-- begin Records for the exercise --

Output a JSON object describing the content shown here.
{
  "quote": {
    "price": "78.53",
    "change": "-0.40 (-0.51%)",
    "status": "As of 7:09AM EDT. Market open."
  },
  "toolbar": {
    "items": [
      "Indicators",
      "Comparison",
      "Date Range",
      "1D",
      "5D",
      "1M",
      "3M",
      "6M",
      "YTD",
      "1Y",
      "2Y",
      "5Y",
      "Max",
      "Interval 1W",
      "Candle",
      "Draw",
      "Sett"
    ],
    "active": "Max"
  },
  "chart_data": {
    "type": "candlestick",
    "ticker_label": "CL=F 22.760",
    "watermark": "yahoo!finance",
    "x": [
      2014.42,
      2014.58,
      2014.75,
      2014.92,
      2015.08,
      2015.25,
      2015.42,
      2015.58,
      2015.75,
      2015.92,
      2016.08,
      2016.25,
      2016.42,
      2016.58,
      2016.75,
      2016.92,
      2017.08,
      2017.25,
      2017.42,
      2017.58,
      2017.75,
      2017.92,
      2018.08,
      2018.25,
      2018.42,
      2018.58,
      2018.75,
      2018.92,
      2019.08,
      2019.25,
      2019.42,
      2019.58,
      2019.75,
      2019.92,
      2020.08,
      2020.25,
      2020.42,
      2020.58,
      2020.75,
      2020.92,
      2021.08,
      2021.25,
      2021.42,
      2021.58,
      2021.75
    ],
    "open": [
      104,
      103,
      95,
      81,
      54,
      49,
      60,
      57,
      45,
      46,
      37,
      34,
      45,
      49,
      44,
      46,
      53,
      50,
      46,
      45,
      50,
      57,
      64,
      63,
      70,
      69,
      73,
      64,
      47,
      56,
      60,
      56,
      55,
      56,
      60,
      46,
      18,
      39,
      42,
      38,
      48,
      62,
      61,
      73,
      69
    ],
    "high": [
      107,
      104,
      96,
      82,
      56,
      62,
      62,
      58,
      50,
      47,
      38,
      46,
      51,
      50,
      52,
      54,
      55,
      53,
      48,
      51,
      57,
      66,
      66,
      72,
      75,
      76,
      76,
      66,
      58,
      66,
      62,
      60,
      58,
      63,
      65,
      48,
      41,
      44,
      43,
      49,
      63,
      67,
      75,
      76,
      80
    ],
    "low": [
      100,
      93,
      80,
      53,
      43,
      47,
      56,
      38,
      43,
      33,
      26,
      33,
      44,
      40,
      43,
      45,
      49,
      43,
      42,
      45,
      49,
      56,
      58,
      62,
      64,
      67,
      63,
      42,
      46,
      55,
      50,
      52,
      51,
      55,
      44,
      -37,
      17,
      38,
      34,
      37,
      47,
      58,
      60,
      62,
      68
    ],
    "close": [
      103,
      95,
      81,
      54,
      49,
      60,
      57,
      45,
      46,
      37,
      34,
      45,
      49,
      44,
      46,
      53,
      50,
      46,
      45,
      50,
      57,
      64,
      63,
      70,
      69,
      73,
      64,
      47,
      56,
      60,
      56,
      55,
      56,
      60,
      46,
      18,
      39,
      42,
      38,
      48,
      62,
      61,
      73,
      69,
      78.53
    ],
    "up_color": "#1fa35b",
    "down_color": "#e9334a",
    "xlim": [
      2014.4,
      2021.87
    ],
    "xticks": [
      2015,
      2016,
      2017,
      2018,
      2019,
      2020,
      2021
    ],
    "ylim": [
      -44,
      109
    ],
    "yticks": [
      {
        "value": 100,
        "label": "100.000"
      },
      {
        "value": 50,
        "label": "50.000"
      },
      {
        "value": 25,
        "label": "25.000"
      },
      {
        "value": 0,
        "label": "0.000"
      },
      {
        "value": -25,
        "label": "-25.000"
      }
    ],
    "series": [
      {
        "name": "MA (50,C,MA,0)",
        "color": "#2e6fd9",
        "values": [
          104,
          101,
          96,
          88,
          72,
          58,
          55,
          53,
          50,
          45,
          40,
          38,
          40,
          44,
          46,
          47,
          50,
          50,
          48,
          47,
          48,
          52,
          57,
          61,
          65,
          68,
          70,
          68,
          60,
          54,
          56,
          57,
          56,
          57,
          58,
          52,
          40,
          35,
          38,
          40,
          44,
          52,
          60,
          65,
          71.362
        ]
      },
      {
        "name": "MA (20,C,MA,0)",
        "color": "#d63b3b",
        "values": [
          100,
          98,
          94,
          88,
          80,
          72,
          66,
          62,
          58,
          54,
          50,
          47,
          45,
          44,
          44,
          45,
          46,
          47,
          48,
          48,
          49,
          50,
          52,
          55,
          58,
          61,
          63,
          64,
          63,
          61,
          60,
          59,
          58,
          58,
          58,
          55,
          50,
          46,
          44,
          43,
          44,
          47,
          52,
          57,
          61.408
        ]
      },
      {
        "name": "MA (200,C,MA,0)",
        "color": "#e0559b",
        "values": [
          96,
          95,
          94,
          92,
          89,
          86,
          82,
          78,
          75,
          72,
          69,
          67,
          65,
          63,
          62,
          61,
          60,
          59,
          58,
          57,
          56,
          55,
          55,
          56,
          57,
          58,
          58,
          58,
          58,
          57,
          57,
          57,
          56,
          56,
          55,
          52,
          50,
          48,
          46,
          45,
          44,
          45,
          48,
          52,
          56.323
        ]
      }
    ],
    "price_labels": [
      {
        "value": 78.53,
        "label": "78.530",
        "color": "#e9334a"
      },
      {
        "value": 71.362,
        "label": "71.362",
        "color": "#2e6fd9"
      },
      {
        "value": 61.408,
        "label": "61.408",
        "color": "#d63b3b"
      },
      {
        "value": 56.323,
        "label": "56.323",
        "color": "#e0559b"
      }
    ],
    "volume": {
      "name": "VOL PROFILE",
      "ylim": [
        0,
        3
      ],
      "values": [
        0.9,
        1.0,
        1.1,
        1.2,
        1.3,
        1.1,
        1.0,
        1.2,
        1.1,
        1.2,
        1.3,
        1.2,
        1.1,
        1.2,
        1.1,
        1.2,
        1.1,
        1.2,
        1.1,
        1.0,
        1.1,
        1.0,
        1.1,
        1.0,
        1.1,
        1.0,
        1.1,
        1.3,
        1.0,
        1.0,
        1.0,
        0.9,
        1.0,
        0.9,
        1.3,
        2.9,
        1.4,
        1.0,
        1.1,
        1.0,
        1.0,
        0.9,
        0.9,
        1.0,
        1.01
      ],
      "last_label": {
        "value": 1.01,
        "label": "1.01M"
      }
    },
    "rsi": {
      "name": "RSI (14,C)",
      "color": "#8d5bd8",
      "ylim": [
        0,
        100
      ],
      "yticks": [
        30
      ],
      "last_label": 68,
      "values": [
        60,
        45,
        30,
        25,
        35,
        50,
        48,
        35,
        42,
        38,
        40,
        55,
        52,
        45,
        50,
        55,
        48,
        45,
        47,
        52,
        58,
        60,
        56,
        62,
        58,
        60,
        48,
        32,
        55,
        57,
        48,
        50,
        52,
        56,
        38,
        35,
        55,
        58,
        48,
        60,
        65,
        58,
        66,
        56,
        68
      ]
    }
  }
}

-- end Records for the exercise --

◆ **The exercise**
Write out the entries above word for word.

◆ **Answer for this exercise**
Output a JSON object describing the content shown here.
{
  "quote": {
    "price": "78.53",
    "change": "-0.40 (-0.51%)",
    "status": "As of 7:09AM EDT. Market open."
  },
  "toolbar": {
    "items": [
      "Indicators",
      "Comparison",
      "Date Range",
      "1D",
      "5D",
      "1M",
      "3M",
      "6M",
      "YTD",
      "1Y",
      "2Y",
      "5Y",
      "Max",
      "Interval 1W",
      "Candle",
      "Draw",
      "Sett"
    ],
    "active": "Max"
  },
  "chart_data": {
    "type": "candlestick",
    "ticker_label": "CL=F 22.760",
    "watermark": "yahoo!finance",
    "x": [
      2014.42,
      2014.58,
      2014.75,
      2014.92,
      2015.08,
      2015.25,
      2015.42,
      2015.58,
      2015.75,
      2015.92,
      2016.08,
      2016.25,
      2016.42,
      2016.58,
      2016.75,
      2016.92,
      2017.08,
      2017.25,
      2017.42,
      2017.58,
      2017.75,
      2017.92,
      2018.08,
      2018.25,
      2018.42,
      2018.58,
      2018.75,
      2018.92,
      2019.08,
      2019.25,
      2019.42,
      2019.58,
      2019.75,
      2019.92,
      2020.08,
      2020.25,
      2020.42,
      2020.58,
      2020.75,
      2020.92,
      2021.08,
      2021.25,
      2021.42,
      2021.58,
      2021.75
    ],
    "open": [
      104,
      103,
      95,
      81,
      54,
      49,
      60,
      57,
      45,
      46,
      37,
      34,
      45,
      49,
      44,
      46,
      53,
      50,
      46,
      45,
      50,
      57,
      64,
      63,
      70,
      69,
      73,
      64,
      47,
      56,
      60,
      56,
      55,
      56,
      60,
      46,
      18,
      39,
      42,
      38,
      48,
      62,
      61,
      73,
      69
    ],
    "high": [
      107,
      104,
      96,
      82,
      56,
      62,
      62,
      58,
      50,
      47,
      38,
      46,
      51,
      50,
      52,
      54,
      55,
      53,
      48,
      51,
      57,
      66,
      66,
      72,
      75,
      76,
      76,
      66,
      58,
      66,
      62,
      60,
      58,
      63,
      65,
      48,
      41,
      44,
      43,
      49,
      63,
      67,
      75,
      76,
      80
    ],
    "low": [
      100,
      93,
      80,
      53,
      43,
      47,
      56,
      38,
      43,
      33,
      26,
      33,
      44,
      40,
      43,
      45,
      49,
      43,
      42,
      45,
      49,
      56,
      58,
      62,
      64,
      67,
      63,
      42,
      46,
      55,
      50,
      52,
      51,
      55,
      44,
      -37,
      17,
      38,
      34,
      37,
      47,
      58,
      60,
      62,
      68
    ],
    "close": [
      103,
      95,
      81,
      54,
      49,
      60,
      57,
      45,
      46,
      37,
      34,
      45,
      49,
      44,
      46,
      53,
      50,
      46,
      45,
      50,
      57,
      64,
      63,
      70,
      69,
      73,
      64,
      47,
      56,
      60,
      56,
      55,
      56,
      60,
      46,
      18,
      39,
      42,
      38,
      48,
      62,
      61,
      73,
      69,
      78.53
    ],
    "up_color": "#1fa35b",
    "down_color": "#e9334a",
    "xlim": [
      2014.4,
      2021.87
    ],
    "xticks": [
      2015,
      2016,
      2017,
      2018,
      2019,
      2020,
      2021
    ],
    "ylim": [
      -44,
      109
    ],
    "yticks": [
      {
        "value": 100,
        "label": "100.000"
      },
      {
        "value": 50,
        "label": "50.000"
      },
      {
        "value": 25,
        "label": "25.000"
      },
      {
        "value": 0,
        "label": "0.000"
      },
      {
        "value": -25,
        "label": "-25.000"
      }
    ],
    "series": [
      {
        "name": "MA (50,C,MA,0)",
        "color": "#2e6fd9",
        "values": [
          104,
          101,
          96,
          88,
          72,
          58,
          55,
          53,
          50,
          45,
          40,
          38,
          40,
          44,
          46,
          47,
          50,
          50,
          48,
          47,
          48,
          52,
          57,
          61,
          65,
          68,
          70,
          68,
          60,
          54,
          56,
          57,
          56,
          57,
          58,
          52,
          40,
          35,
          38,
          40,
          44,
          52,
          60,
          65,
          71.362
        ]
      },
      {
        "name": "MA (20,C,MA,0)",
        "color": "#d63b3b",
        "values": [
          100,
          98,
          94,
          88,
          80,
          72,
          66,
          62,
          58,
          54,
          50,
          47,
          45,
          44,
          44,
          45,
          46,
          47,
          48,
          48,
          49,
          50,
          52,
          55,
          58,
          61,
          63,
          64,
          63,
          61,
          60,
          59,
          58,
          58,
          58,
          55,
          50,
          46,
          44,
          43,
          44,
          47,
          52,
          57,
          61.408
        ]
      },
      {
        "name": "MA (200,C,MA,0)",
        "color": "#e0559b",
        "values": [
          96,
          95,
          94,
          92,
          89,
          86,
          82,
          78,
          75,
          72,
          69,
          67,
          65,
          63,
          62,
          61,
          60,
          59,
          58,
          57,
          56,
          55,
          55,
          56,
          57,
          58,
          58,
          58,
          58,
          57,
          57,
          57,
          56,
          56,
          55,
          52,
          50,
          48,
          46,
          45,
          44,
          45,
          48,
          52,
          56.323
        ]
      }
    ],
    "price_labels": [
      {
        "value": 78.53,
        "label": "78.530",
        "color": "#e9334a"
      },
      {
        "value": 71.362,
        "label": "71.362",
        "color": "#2e6fd9"
      },
      {
        "value": 61.408,
        "label": "61.408",
        "color": "#d63b3b"
      },
      {
        "value": 56.323,
        "label": "56.323",
        "color": "#e0559b"
      }
    ],
    "volume": {
      "name": "VOL PROFILE",
      "ylim": [
        0,
        3
      ],
      "values": [
        0.9,
        1.0,
        1.1,
        1.2,
        1.3,
        1.1,
        1.0,
        1.2,
        1.1,
        1.2,
        1.3,
        1.2,
        1.1,
        1.2,
        1.1,
        1.2,
        1.1,
        1.2,
        1.1,
        1.0,
        1.1,
        1.0,
        1.1,
        1.0,
        1.1,
        1.0,
        1.1,
        1.3,
        1.0,
        1.0,
        1.0,
        0.9,
        1.0,
        0.9,
        1.3,
        2.9,
        1.4,
        1.0,
        1.1,
        1.0,
        1.0,
        0.9,
        0.9,
        1.0,
        1.01
      ],
      "last_label": {
        "value": 1.01,
        "label": "1.01M"
      }
    },
    "rsi": {
      "name": "RSI (14,C)",
      "color": "#8d5bd8",
      "ylim": [
        0,
        100
      ],
      "yticks": [
        30
      ],
      "last_label": 68,
      "values": [
        60,
        45,
        30,
        25,
        35,
        50,
        48,
        35,
        42,
        38,
        40,
        55,
        52,
        45,
        50,
        55,
        48,
        45,
        47,
        52,
        58,
        60,
        56,
        62,
        58,
        60,
        48,
        32,
        55,
        57,
        48,
        50,
        52,
        56,
        38,
        35,
        55,
        58,
        48,
        60,
        65,
        58,
        66,
        56,
        68
      ]
    }
  }
}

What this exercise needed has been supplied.